- **Given exercise**
Would you transcribe all of the data exactly, down to the last character?

- **Available records**
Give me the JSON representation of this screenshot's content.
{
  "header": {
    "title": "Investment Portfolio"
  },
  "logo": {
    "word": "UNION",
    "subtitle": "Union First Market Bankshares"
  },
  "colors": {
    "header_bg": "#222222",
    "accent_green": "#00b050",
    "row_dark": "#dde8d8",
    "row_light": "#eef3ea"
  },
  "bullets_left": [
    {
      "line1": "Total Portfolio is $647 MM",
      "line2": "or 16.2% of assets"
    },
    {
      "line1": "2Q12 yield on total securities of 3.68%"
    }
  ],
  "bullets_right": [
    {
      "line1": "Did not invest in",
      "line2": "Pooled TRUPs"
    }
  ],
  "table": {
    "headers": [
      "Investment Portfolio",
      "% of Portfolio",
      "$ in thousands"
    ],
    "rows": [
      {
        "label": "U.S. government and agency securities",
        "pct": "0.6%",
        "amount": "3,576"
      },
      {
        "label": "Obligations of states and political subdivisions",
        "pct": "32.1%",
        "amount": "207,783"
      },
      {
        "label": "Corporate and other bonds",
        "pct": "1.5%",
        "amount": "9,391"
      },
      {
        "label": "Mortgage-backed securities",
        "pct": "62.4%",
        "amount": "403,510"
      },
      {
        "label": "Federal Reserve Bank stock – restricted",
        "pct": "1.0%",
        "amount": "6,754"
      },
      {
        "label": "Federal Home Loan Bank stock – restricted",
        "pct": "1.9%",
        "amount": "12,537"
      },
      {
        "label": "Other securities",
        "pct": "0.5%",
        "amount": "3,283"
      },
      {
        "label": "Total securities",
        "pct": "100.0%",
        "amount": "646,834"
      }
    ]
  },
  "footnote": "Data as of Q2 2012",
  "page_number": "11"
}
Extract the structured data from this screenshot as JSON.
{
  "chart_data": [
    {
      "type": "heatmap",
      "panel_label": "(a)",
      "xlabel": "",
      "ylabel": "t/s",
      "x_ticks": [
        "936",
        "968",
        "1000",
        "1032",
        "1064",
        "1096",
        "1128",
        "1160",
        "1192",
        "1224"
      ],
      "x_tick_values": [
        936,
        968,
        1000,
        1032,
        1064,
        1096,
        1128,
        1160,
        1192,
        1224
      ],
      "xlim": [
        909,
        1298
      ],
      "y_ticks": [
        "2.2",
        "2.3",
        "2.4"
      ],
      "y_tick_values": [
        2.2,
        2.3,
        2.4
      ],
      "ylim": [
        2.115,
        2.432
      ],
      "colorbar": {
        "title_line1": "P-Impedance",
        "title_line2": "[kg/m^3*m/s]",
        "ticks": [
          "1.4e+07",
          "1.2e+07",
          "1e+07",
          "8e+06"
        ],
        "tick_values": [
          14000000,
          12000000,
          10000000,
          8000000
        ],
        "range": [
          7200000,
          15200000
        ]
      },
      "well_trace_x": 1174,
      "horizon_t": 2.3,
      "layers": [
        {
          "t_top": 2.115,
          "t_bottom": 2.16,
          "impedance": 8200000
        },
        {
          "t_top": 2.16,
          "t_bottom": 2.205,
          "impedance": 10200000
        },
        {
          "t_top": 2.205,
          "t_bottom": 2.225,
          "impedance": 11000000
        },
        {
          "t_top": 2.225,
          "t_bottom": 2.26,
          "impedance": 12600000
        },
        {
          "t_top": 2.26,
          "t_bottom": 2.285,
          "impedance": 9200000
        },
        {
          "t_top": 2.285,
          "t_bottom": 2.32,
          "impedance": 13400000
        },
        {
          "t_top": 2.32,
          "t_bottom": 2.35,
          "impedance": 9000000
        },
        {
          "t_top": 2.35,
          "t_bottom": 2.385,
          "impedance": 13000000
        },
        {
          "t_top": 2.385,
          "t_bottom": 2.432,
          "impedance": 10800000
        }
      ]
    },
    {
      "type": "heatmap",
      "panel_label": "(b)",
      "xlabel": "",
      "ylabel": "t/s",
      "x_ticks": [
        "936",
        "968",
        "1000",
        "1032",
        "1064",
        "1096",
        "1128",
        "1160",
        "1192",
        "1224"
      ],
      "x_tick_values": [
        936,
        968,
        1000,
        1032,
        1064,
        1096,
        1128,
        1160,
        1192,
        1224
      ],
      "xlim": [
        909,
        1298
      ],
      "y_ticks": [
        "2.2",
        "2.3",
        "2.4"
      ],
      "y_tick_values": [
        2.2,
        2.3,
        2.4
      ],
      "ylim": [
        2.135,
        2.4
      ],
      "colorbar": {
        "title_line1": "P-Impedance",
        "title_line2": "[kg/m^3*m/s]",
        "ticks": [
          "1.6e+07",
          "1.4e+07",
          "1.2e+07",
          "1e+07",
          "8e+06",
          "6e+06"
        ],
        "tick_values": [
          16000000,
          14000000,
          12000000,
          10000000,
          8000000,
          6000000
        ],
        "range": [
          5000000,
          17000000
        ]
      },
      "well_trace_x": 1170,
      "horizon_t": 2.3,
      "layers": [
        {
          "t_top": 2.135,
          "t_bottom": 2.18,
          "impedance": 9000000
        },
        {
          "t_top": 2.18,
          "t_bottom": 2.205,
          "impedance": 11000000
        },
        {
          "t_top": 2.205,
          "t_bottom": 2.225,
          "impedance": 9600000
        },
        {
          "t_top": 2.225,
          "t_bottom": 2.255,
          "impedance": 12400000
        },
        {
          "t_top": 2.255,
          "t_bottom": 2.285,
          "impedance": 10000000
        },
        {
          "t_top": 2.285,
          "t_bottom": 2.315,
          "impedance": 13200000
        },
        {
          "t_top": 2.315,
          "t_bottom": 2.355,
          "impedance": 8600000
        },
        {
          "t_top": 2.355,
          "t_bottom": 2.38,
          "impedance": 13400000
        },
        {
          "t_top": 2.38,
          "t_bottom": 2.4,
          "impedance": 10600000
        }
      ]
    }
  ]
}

- **Written response**
Give me the JSON representation of this screenshot's content.
{
  "header": {
    "title": "Investment Portfolio"
  },
  "logo": {
    "word": "UNION",
    "subtitle": "Union First Market Bankshares"
  },
  "colors": {
    "header_bg": "#222222",
    "accent_green": "#00b050",
    "row_dark": "#dde8d8",
    "row_light": "#eef3ea"
  },
  "bullets_left": [
    {
      "line1": "Total Portfolio is $647 MM",
      "line2": "or 16.2% of assets"
    },
    {
      "line1": "2Q12 yield on total securities of 3.68%"
    }
  ],
  "bullets_right": [
    {
      "line1": "Did not invest in",
      "line2": "Pooled TRUPs"
    }
  ],
  "table": {
    "headers": [
      "Investment Portfolio",
      "% of Portfolio",
      "$ in thousands"
    ],
    "rows": [
      {
        "label": "U.S. government and agency securities",
        "pct": "0.6%",
        "amount": "3,576"
      },
      {
        "label": "Obligations of states and political subdivisions",
        "pct": "32.1%",
        "amount": "207,783"
      },
      {
        "label": "Corporate and other bonds",
        "pct": "1.5%",
        "amount": "9,391"
      },
      {
        "label": "Mortgage-backed securities",
        "pct": "62.4%",
        "amount": "403,510"
      },
      {
        "label": "Federal Reserve Bank stock – restricted",
        "pct": "1.0%",
        "amount": "6,754"
      },
      {
        "label": "Federal Home Loan Bank stock – restricted",
        "pct": "1.9%",
        "amount": "12,537"
      },
      {
        "label": "Other securities",
        "pct": "0.5%",
        "amount": "3,283"
      },
      {
        "label": "Total securities",
        "pct": "100.0%",
        "amount": "646,834"
      }
    ]
  },
  "footnote": "Data as of Q2 2012",
  "page_number": "11"
}
Extract the structured data from this screenshot as JSON.
{
  "chart_data": [
    {
      "type": "heatmap",
      "panel_label": "(a)",
      "xlabel": "",
      "ylabel": "t/s",
      "x_ticks": [
        "936",
        "968",
        "1000",
        "1032",
        "1064",
        "1096",
        "1128",
        "1160",
        "1192",
        "1224"
      ],
      "x_tick_values": [
        936,
        968,
        1000,
        1032,
        1064,
        1096,
        1128,
        1160,
        1192,
        1224
      ],
      "xlim": [
        909,
        1298
      ],
      "y_ticks": [
        "2.2",
        "2.3",
        "2.4"
      ],
      "y_tick_values": [
        2.2,
        2.3,
        2.4
      ],
      "ylim": [
        2.115,
        2.432
      ],
      "colorbar": {
        "title_line1": "P-Impedance",
        "title_line2": "[kg/m^3*m/s]",
        "ticks": [
          "1.4e+07",
          "1.2e+07",
          "1e+07",
          "8e+06"
        ],
        "tick_values": [
          14000000,
          12000000,
          10000000,
          8000000
        ],
        "range": [
          7200000,
          15200000
        ]
      },
      "well_trace_x": 1174,
      "horizon_t": 2.3,
      "layers": [
        {
          "t_top": 2.115,
          "t_bottom": 2.16,
          "impedance": 8200000
        },
        {
          "t_top": 2.16,
          "t_bottom": 2.205,
          "impedance": 10200000
        },
        {
          "t_top": 2.205,
          "t_bottom": 2.225,
          "impedance": 11000000
        },
        {
          "t_top": 2.225,
          "t_bottom": 2.26,
          "impedance": 12600000
        },
        {
          "t_top": 2.26,
          "t_bottom": 2.285,
          "impedance": 9200000
        },
        {
          "t_top": 2.285,
          "t_bottom": 2.32,
          "impedance": 13400000
        },
        {
          "t_top": 2.32,
          "t_bottom": 2.35,
          "impedance": 9000000
        },
        {
          "t_top": 2.35,
          "t_bottom": 2.385,
          "impedance": 13000000
        },
        {
          "t_top": 2.385,
          "t_bottom": 2.432,
          "impedance": 10800000
        }
      ]
    },
    {
      "type": "heatmap",
      "panel_label": "(b)",
      "xlabel": "",
      "ylabel": "t/s",
      "x_ticks": [
        "936",
        "968",
        "1000",
        "1032",
        "1064",
        "1096",
        "1128",
        "1160",
        "1192",
        "1224"
      ],
      "x_tick_values": [
        936,
        968,
        1000,
        1032,
        1064,
        1096,
        1128,
        1160,
        1192,
        1224
      ],
      "xlim": [
        909,
        1298
      ],
      "y_ticks": [
        "2.2",
        "2.3",
        "2.4"
      ],
      "y_tick_values": [
        2.2,
        2.3,
        2.4
      ],
      "ylim": [
        2.135,
        2.4
      ],
      "colorbar": {
        "title_line1": "P-Impedance",
        "title_line2": "[kg/m^3*m/s]",
        "ticks": [
          "1.6e+07",
          "1.4e+07",
          "1.2e+07",
          "1e+07",
          "8e+06",
          "6e+06"
        ],
        "tick_values": [
          16000000,
          14000000,
          12000000,
          10000000,
          8000000,
          6000000
        ],
        "range": [
          5000000,
          17000000
        ]
      },
      "well_trace_x": 1170,
      "horizon_t": 2.3,
      "layers": [
        {
          "t_top": 2.135,
          "t_bottom": 2.18,
          "impedance": 9000000
        },
        {
          "t_top": 2.18,
          "t_bottom": 2.205,
          "impedance": 11000000
        },
        {
          "t_top": 2.205,
          "t_bottom": 2.225,
          "impedance": 9600000
        },
        {
          "t_top": 2.225,
          "t_bottom": 2.255,
          "impedance": 12400000
        },
        {
          "t_top": 2.255,
          "t_bottom": 2.285,
          "impedance": 10000000
        },
        {
          "t_top": 2.285,
          "t_bottom": 2.315,
          "impedance": 13200000
        },
        {
          "t_top": 2.315,
          "t_bottom": 2.355,
          "impedance": 8600000
        },
        {
          "t_top": 2.355,
          "t_bottom": 2.38,
          "impedance": 13400000
        },
        {
          "t_top": 2.38,
          "t_bottom": 2.4,
          "impedance": 10600000
        }
      ]
    }
  ]
}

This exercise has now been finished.